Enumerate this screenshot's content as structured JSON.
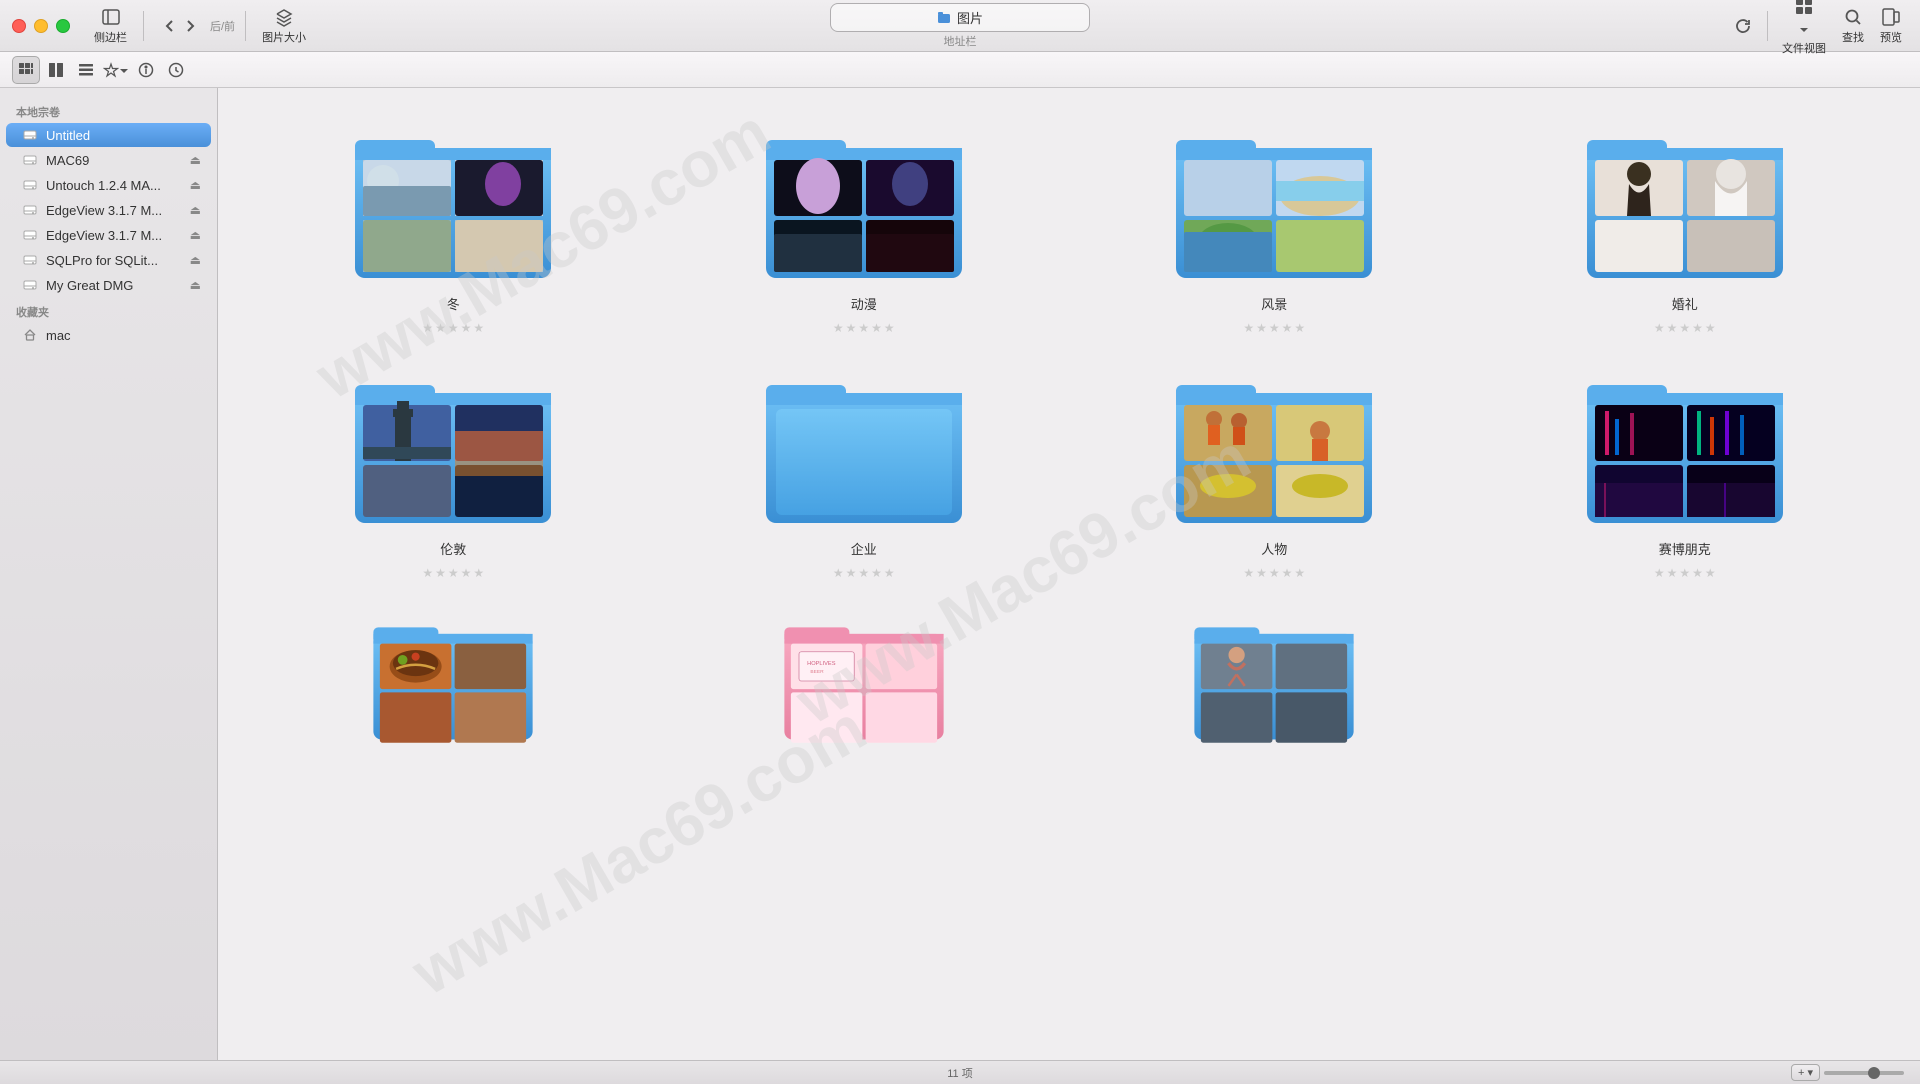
{
  "titlebar": {
    "address": "图片",
    "address_sub": "地址栏",
    "refresh_label": "刷新",
    "sidebar_label": "侧边栏",
    "nav_label": "后/前",
    "size_label": "图片大小",
    "view_label": "文件视图",
    "search_label": "查找",
    "preview_label": "预览"
  },
  "sidebar": {
    "local_section": "本地宗卷",
    "favorites_section": "收藏夹",
    "items": [
      {
        "id": "untitled",
        "label": "Untitled",
        "active": true,
        "eject": false,
        "icon": "drive"
      },
      {
        "id": "mac69",
        "label": "MAC69",
        "active": false,
        "eject": true,
        "icon": "drive"
      },
      {
        "id": "untouch",
        "label": "Untouch 1.2.4 MA...",
        "active": false,
        "eject": true,
        "icon": "drive"
      },
      {
        "id": "edgeview1",
        "label": "EdgeView 3.1.7 M...",
        "active": false,
        "eject": true,
        "icon": "drive"
      },
      {
        "id": "edgeview2",
        "label": "EdgeView 3.1.7 M...",
        "active": false,
        "eject": true,
        "icon": "drive"
      },
      {
        "id": "sqlpro",
        "label": "SQLPro for SQLit...",
        "active": false,
        "eject": true,
        "icon": "drive"
      },
      {
        "id": "dmg",
        "label": "My Great DMG",
        "active": false,
        "eject": true,
        "icon": "drive"
      }
    ],
    "favorites": [
      {
        "id": "mac",
        "label": "mac",
        "icon": "home"
      }
    ]
  },
  "folders": [
    {
      "id": "dong",
      "name": "冬",
      "stars": 0,
      "has_images": true,
      "color": "#4fa3e0",
      "img_count": 4
    },
    {
      "id": "dongman",
      "name": "动漫",
      "stars": 0,
      "has_images": true,
      "color": "#4fa3e0",
      "img_count": 4
    },
    {
      "id": "fengjing",
      "name": "风景",
      "stars": 0,
      "has_images": true,
      "color": "#4fa3e0",
      "img_count": 4
    },
    {
      "id": "hunli",
      "name": "婚礼",
      "stars": 0,
      "has_images": true,
      "color": "#4fa3e0",
      "img_count": 4
    },
    {
      "id": "lundun",
      "name": "伦敦",
      "stars": 0,
      "has_images": true,
      "color": "#4fa3e0",
      "img_count": 4
    },
    {
      "id": "qiye",
      "name": "企业",
      "stars": 0,
      "has_images": false,
      "color": "#4fa3e0",
      "img_count": 0
    },
    {
      "id": "renwu",
      "name": "人物",
      "stars": 0,
      "has_images": true,
      "color": "#4fa3e0",
      "img_count": 4
    },
    {
      "id": "saibopengke",
      "name": "赛博朋克",
      "stars": 0,
      "has_images": true,
      "color": "#4fa3e0",
      "img_count": 4
    },
    {
      "id": "food",
      "name": "",
      "stars": 0,
      "has_images": true,
      "color": "#4fa3e0",
      "partial": true
    },
    {
      "id": "pink",
      "name": "",
      "stars": 0,
      "has_images": true,
      "color": "#f48fb1",
      "partial": true
    },
    {
      "id": "fitness",
      "name": "",
      "stars": 0,
      "has_images": true,
      "color": "#4fa3e0",
      "partial": true
    }
  ],
  "statusbar": {
    "count": "11 项"
  },
  "toolbar2_icons": [
    "grid4",
    "grid2",
    "list",
    "star-filter",
    "info",
    "clock"
  ],
  "watermark": "www.Mac69.com"
}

Stated goal
Look through the material above. Copy each line where the word "name" appears.

Full output
      "name": "冬",
      "name": "动漫",
      "name": "风景",
      "name": "婚礼",
      "name": "伦敦",
      "name": "企业",
      "name": "人物",
      "name": "赛博朋克",
      "name": "",
      "name": "",
      "name": "",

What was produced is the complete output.